** RECORDS TO PROCESS follows **

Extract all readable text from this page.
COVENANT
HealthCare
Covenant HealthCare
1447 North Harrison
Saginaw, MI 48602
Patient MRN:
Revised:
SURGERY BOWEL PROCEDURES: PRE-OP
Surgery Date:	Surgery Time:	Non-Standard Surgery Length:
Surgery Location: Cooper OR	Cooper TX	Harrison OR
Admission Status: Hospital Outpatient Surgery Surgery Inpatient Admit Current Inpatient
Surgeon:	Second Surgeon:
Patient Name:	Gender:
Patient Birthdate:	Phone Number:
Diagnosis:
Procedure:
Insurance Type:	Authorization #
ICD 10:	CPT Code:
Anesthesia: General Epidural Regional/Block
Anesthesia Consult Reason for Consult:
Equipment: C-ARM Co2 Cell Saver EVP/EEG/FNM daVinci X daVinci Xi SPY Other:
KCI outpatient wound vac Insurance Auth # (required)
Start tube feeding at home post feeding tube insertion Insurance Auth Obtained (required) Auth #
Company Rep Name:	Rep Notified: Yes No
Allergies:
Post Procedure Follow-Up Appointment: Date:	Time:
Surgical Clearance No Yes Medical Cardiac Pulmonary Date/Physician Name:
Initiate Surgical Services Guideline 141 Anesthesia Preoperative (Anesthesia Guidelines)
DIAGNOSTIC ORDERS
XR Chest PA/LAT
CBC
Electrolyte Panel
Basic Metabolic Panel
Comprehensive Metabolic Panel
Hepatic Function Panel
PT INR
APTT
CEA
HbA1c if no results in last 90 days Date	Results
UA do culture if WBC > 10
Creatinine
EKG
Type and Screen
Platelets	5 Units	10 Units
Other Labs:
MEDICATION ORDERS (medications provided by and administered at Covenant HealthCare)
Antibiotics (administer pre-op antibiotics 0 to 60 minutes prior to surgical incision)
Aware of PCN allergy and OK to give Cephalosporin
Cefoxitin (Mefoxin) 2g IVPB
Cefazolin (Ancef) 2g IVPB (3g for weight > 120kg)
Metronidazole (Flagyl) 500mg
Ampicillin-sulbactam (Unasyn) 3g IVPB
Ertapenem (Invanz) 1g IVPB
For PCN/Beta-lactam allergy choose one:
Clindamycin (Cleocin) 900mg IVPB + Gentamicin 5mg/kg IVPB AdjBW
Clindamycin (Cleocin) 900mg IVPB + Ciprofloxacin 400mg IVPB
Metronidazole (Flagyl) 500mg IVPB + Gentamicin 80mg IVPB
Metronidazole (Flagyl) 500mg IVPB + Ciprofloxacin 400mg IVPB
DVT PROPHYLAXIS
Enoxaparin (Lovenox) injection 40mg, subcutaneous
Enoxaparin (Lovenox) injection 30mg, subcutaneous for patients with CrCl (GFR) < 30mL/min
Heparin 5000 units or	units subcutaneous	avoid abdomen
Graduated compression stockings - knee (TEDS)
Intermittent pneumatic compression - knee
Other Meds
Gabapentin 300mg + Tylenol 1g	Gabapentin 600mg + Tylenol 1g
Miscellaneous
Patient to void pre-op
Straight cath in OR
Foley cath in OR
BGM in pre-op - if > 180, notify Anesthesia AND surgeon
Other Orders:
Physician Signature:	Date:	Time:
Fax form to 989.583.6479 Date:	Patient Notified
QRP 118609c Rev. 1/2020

** End of RECORDS TO PROCESS **

WHAT THIS TASK INVOLVES » Please state how many lines of the data hold the string "Metabolic", with nothing else in your reply.

RESPONSE BOX » 2